**TO BE DONE**
Please print the full listing exactly.

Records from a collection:
::::::

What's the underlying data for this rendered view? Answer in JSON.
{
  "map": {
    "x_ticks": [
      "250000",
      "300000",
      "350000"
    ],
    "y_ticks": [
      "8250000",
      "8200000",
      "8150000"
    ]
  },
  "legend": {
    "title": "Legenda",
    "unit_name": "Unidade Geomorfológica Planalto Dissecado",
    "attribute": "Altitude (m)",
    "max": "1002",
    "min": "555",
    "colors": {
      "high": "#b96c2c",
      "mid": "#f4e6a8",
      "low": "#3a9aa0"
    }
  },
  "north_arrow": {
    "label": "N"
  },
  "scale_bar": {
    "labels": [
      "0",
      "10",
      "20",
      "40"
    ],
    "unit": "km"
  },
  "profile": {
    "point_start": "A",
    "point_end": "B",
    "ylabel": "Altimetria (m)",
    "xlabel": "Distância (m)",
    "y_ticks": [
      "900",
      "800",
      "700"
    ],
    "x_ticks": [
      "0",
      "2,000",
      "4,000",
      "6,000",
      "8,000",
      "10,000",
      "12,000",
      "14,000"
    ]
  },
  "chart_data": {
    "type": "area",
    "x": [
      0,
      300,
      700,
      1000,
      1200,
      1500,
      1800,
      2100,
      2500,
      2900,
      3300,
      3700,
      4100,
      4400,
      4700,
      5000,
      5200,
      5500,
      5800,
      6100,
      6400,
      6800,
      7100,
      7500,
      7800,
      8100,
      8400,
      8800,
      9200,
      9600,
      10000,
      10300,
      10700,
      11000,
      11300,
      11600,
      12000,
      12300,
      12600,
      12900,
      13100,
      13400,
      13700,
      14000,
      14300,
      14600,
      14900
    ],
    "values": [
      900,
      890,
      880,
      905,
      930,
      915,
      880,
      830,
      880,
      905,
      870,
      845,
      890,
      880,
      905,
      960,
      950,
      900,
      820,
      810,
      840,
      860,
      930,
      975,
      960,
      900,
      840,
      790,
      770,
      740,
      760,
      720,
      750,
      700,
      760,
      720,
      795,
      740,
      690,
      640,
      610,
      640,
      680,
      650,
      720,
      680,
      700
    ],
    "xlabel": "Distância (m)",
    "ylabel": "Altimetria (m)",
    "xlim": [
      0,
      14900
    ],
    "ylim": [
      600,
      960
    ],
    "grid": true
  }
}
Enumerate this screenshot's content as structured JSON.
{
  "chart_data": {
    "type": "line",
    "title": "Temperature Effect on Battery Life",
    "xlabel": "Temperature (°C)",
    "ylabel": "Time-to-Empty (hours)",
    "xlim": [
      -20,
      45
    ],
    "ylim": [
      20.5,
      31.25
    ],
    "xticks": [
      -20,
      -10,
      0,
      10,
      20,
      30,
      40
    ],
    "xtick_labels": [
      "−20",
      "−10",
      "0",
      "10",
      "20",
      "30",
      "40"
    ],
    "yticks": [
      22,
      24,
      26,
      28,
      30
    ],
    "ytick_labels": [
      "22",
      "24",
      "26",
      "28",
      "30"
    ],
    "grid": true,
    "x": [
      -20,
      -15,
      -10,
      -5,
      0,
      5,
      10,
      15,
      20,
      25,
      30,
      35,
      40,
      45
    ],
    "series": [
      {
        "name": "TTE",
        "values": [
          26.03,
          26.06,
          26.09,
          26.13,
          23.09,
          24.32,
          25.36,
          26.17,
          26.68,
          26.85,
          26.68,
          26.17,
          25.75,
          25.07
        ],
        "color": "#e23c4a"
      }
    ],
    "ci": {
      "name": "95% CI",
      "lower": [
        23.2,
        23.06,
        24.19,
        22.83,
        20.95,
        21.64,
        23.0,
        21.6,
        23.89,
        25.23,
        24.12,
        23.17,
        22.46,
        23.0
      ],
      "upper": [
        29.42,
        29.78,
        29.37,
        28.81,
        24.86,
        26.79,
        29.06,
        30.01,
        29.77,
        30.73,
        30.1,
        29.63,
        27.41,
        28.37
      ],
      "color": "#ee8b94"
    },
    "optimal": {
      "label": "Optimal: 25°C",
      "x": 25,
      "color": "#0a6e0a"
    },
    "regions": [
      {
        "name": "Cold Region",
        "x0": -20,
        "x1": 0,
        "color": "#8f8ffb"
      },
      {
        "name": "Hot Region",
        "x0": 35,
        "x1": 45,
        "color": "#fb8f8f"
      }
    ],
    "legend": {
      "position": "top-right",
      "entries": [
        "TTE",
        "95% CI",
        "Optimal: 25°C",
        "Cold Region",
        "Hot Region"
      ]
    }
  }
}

::::::

**ANSWER TO THE EXERCISE**
What's the underlying data for this rendered view? Answer in JSON.
{
  "map": {
    "x_ticks": [
      "250000",
      "300000",
      "350000"
    ],
    "y_ticks": [
      "8250000",
      "8200000",
      "8150000"
    ]
  },
  "legend": {
    "title": "Legenda",
    "unit_name": "Unidade Geomorfológica Planalto Dissecado",
    "attribute": "Altitude (m)",
    "max": "1002",
    "min": "555",
    "colors": {
      "high": "#b96c2c",
      "mid": "#f4e6a8",
      "low": "#3a9aa0"
    }
  },
  "north_arrow": {
    "label": "N"
  },
  "scale_bar": {
    "labels": [
      "0",
      "10",
      "20",
      "40"
    ],
    "unit": "km"
  },
  "profile": {
    "point_start": "A",
    "point_end": "B",
    "ylabel": "Altimetria (m)",
    "xlabel": "Distância (m)",
    "y_ticks": [
      "900",
      "800",
      "700"
    ],
    "x_ticks": [
      "0",
      "2,000",
      "4,000",
      "6,000",
      "8,000",
      "10,000",
      "12,000",
      "14,000"
    ]
  },
  "chart_data": {
    "type": "area",
    "x": [
      0,
      300,
      700,
      1000,
      1200,
      1500,
      1800,
      2100,
      2500,
      2900,
      3300,
      3700,
      4100,
      4400,
      4700,
      5000,
      5200,
      5500,
      5800,
      6100,
      6400,
      6800,
      7100,
      7500,
      7800,
      8100,
      8400,
      8800,
      9200,
      9600,
      10000,
      10300,
      10700,
      11000,
      11300,
      11600,
      12000,
      12300,
      12600,
      12900,
      13100,
      13400,
      13700,
      14000,
      14300,
      14600,
      14900
    ],
    "values": [
      900,
      890,
      880,
      905,
      930,
      915,
      880,
      830,
      880,
      905,
      870,
      845,
      890,
      880,
      905,
      960,
      950,
      900,
      820,
      810,
      840,
      860,
      930,
      975,
      960,
      900,
      840,
      790,
      770,
      740,
      760,
      720,
      750,
      700,
      760,
      720,
      795,
      740,
      690,
      640,
      610,
      640,
      680,
      650,
      720,
      680,
      700
    ],
    "xlabel": "Distância (m)",
    "ylabel": "Altimetria (m)",
    "xlim": [
      0,
      14900
    ],
    "ylim": [
      600,
      960
    ],
    "grid": true
  }
}
Enumerate this screenshot's content as structured JSON.
{
  "chart_data": {
    "type": "line",
    "title": "Temperature Effect on Battery Life",
    "xlabel": "Temperature (°C)",
    "ylabel": "Time-to-Empty (hours)",
    "xlim": [
      -20,
      45
    ],
    "ylim": [
      20.5,
      31.25
    ],
    "xticks": [
      -20,
      -10,
      0,
      10,
      20,
      30,
      40
    ],
    "xtick_labels": [
      "−20",
      "−10",
      "0",
      "10",
      "20",
      "30",
      "40"
    ],
    "yticks": [
      22,
      24,
      26,
      28,
      30
    ],
    "ytick_labels": [
      "22",
      "24",
      "26",
      "28",
      "30"
    ],
    "grid": true,
    "x": [
      -20,
      -15,
      -10,
      -5,
      0,
      5,
      10,
      15,
      20,
      25,
      30,
      35,
      40,
      45
    ],
    "series": [
      {
        "name": "TTE",
        "values": [
          26.03,
          26.06,
          26.09,
          26.13,
          23.09,
          24.32,
          25.36,
          26.17,
          26.68,
          26.85,
          26.68,
          26.17,
          25.75,
          25.07
        ],
        "color": "#e23c4a"
      }
    ],
    "ci": {
      "name": "95% CI",
      "lower": [
        23.2,
        23.06,
        24.19,
        22.83,
        20.95,
        21.64,
        23.0,
        21.6,
        23.89,
        25.23,
        24.12,
        23.17,
        22.46,
        23.0
      ],
      "upper": [
        29.42,
        29.78,
        29.37,
        28.81,
        24.86,
        26.79,
        29.06,
        30.01,
        29.77,
        30.73,
        30.1,
        29.63,
        27.41,
        28.37
      ],
      "color": "#ee8b94"
    },
    "optimal": {
      "label": "Optimal: 25°C",
      "x": 25,
      "color": "#0a6e0a"
    },
    "regions": [
      {
        "name": "Cold Region",
        "x0": -20,
        "x1": 0,
        "color": "#8f8ffb"
      },
      {
        "name": "Hot Region",
        "x0": 35,
        "x1": 45,
        "color": "#fb8f8f"
      }
    ],
    "legend": {
      "position": "top-right",
      "entries": [
        "TTE",
        "95% CI",
        "Optimal: 25°C",
        "Cold Region",
        "Hot Region"
      ]
    }
  }
}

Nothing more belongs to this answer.